■ Excerpted records ■
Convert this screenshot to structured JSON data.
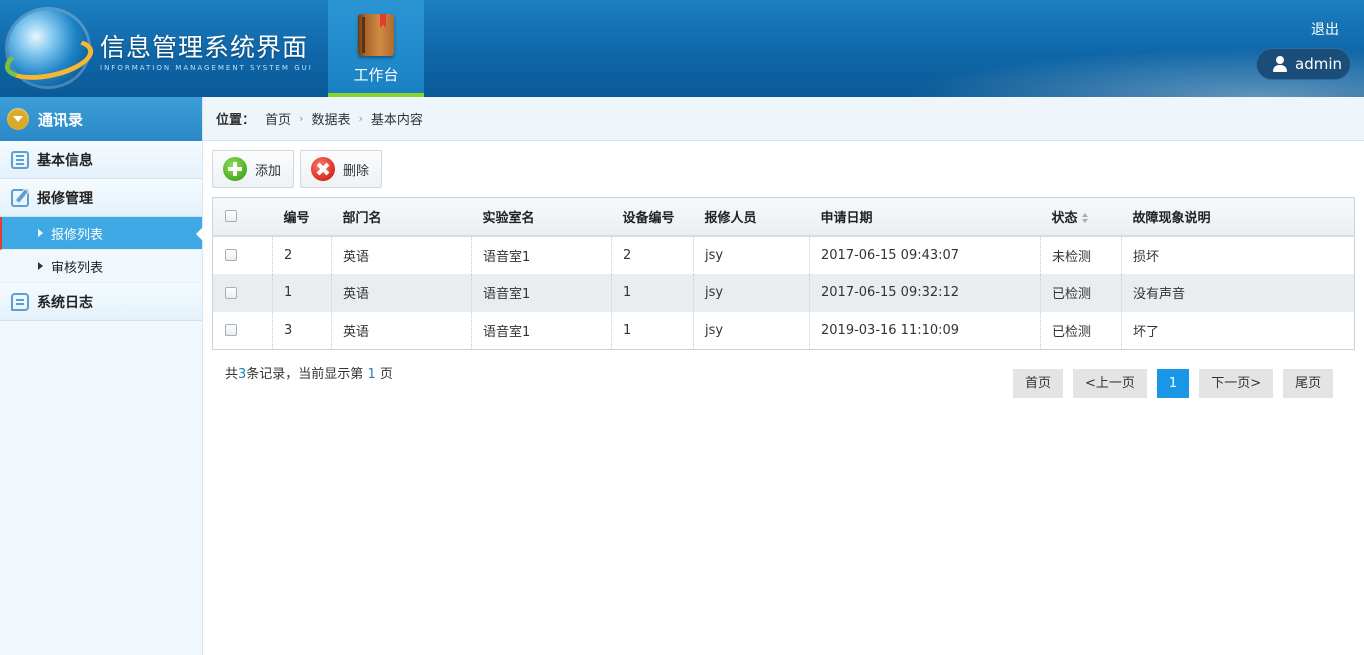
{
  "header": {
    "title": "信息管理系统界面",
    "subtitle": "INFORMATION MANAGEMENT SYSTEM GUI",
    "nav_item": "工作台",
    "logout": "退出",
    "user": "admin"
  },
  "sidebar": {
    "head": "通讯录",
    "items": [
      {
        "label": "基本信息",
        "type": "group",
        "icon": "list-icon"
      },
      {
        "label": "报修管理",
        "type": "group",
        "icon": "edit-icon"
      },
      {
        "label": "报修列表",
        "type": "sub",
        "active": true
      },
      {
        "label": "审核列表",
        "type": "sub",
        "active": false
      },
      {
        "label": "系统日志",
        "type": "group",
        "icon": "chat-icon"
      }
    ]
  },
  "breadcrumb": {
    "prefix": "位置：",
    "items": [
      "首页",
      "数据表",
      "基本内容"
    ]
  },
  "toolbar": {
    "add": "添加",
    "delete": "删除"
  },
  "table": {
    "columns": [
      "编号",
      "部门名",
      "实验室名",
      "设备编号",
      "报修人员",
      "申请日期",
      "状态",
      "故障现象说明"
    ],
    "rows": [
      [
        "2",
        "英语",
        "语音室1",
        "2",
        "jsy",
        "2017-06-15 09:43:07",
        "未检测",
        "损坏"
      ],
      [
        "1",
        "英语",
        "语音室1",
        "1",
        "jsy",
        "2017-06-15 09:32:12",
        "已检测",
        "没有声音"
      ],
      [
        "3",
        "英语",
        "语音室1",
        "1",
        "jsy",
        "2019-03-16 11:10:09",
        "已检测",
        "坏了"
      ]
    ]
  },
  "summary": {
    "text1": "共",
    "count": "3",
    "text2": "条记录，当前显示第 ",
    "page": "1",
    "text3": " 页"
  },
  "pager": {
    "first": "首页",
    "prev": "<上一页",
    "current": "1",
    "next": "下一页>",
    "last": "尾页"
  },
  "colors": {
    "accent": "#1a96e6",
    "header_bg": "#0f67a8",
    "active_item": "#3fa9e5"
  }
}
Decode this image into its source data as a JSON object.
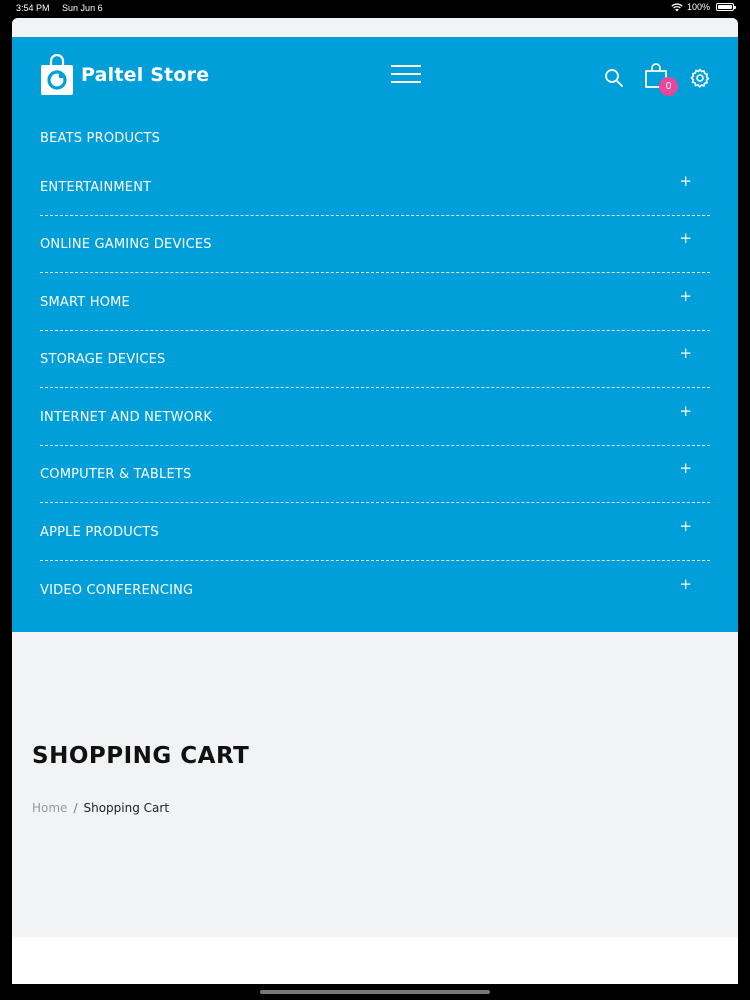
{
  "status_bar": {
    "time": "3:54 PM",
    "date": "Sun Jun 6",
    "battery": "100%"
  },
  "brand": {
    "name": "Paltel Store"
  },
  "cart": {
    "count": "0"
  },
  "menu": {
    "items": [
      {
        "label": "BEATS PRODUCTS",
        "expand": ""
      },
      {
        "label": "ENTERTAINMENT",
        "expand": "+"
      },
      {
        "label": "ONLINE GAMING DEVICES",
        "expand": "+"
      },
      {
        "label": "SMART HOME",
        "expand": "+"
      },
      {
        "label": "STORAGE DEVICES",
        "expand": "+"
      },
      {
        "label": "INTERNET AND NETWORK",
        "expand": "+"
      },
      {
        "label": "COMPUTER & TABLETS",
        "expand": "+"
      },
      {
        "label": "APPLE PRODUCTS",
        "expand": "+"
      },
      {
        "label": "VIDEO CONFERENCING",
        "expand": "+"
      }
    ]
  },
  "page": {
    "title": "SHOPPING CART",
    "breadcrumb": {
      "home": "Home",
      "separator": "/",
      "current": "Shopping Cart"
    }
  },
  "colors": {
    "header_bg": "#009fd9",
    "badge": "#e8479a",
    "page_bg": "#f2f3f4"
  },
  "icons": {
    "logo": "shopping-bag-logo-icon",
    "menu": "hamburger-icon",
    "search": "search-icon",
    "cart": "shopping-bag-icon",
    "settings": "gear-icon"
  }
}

■ Problem to solve ■
Set down every entry word for word, but omit the pictures.

■ Answer to this exercise ■
Convert this screenshot to structured JSON data.
{
  "header": {
    "title": "信息管理系统界面",
    "subtitle": "INFORMATION MANAGEMENT SYSTEM GUI",
    "nav_item": "工作台",
    "logout": "退出",
    "user": "admin"
  },
  "sidebar": {
    "head": "通讯录",
    "items": [
      {
        "label": "基本信息",
        "type": "group",
        "icon": "list-icon"
      },
      {
        "label": "报修管理",
        "type": "group",
        "icon": "edit-icon"
      },
      {
        "label": "报修列表",
        "type": "sub",
        "active": true
      },
      {
        "label": "审核列表",
        "type": "sub",
        "active": false
      },
      {
        "label": "系统日志",
        "type": "group",
        "icon": "chat-icon"
      }
    ]
  },
  "breadcrumb": {
    "prefix": "位置：",
    "items": [
      "首页",
      "数据表",
      "基本内容"
    ]
  },
  "toolbar": {
    "add": "添加",
    "delete": "删除"
  },
  "table": {
    "columns": [
      "编号",
      "部门名",
      "实验室名",
      "设备编号",
      "报修人员",
      "申请日期",
      "状态",
      "故障现象说明"
    ],
    "rows": [
      [
        "2",
        "英语",
        "语音室1",
        "2",
        "jsy",
        "2017-06-15 09:43:07",
        "未检测",
        "损坏"
      ],
      [
        "1",
        "英语",
        "语音室1",
        "1",
        "jsy",
        "2017-06-15 09:32:12",
        "已检测",
        "没有声音"
      ],
      [
        "3",
        "英语",
        "语音室1",
        "1",
        "jsy",
        "2019-03-16 11:10:09",
        "已检测",
        "坏了"
      ]
    ]
  },
  "summary": {
    "text1": "共",
    "count": "3",
    "text2": "条记录，当前显示第 ",
    "page": "1",
    "text3": " 页"
  },
  "pager": {
    "first": "首页",
    "prev": "<上一页",
    "current": "1",
    "next": "下一页>",
    "last": "尾页"
  },
  "colors": {
    "accent": "#1a96e6",
    "header_bg": "#0f67a8",
    "active_item": "#3fa9e5"
  }
}
Decode this image into its source data as a JSON object.
{
  "status_bar": {
    "time": "3:54 PM",
    "date": "Sun Jun 6",
    "battery": "100%"
  },
  "brand": {
    "name": "Paltel Store"
  },
  "cart": {
    "count": "0"
  },
  "menu": {
    "items": [
      {
        "label": "BEATS PRODUCTS",
        "expand": ""
      },
      {
        "label": "ENTERTAINMENT",
        "expand": "+"
      },
      {
        "label": "ONLINE GAMING DEVICES",
        "expand": "+"
      },
      {
        "label": "SMART HOME",
        "expand": "+"
      },
      {
        "label": "STORAGE DEVICES",
        "expand": "+"
      },
      {
        "label": "INTERNET AND NETWORK",
        "expand": "+"
      },
      {
        "label": "COMPUTER & TABLETS",
        "expand": "+"
      },
      {
        "label": "APPLE PRODUCTS",
        "expand": "+"
      },
      {
        "label": "VIDEO CONFERENCING",
        "expand": "+"
      }
    ]
  },
  "page": {
    "title": "SHOPPING CART",
    "breadcrumb": {
      "home": "Home",
      "separator": "/",
      "current": "Shopping Cart"
    }
  },
  "colors": {
    "header_bg": "#009fd9",
    "badge": "#e8479a",
    "page_bg": "#f2f3f4"
  },
  "icons": {
    "logo": "shopping-bag-logo-icon",
    "menu": "hamburger-icon",
    "search": "search-icon",
    "cart": "shopping-bag-icon",
    "settings": "gear-icon"
  }
}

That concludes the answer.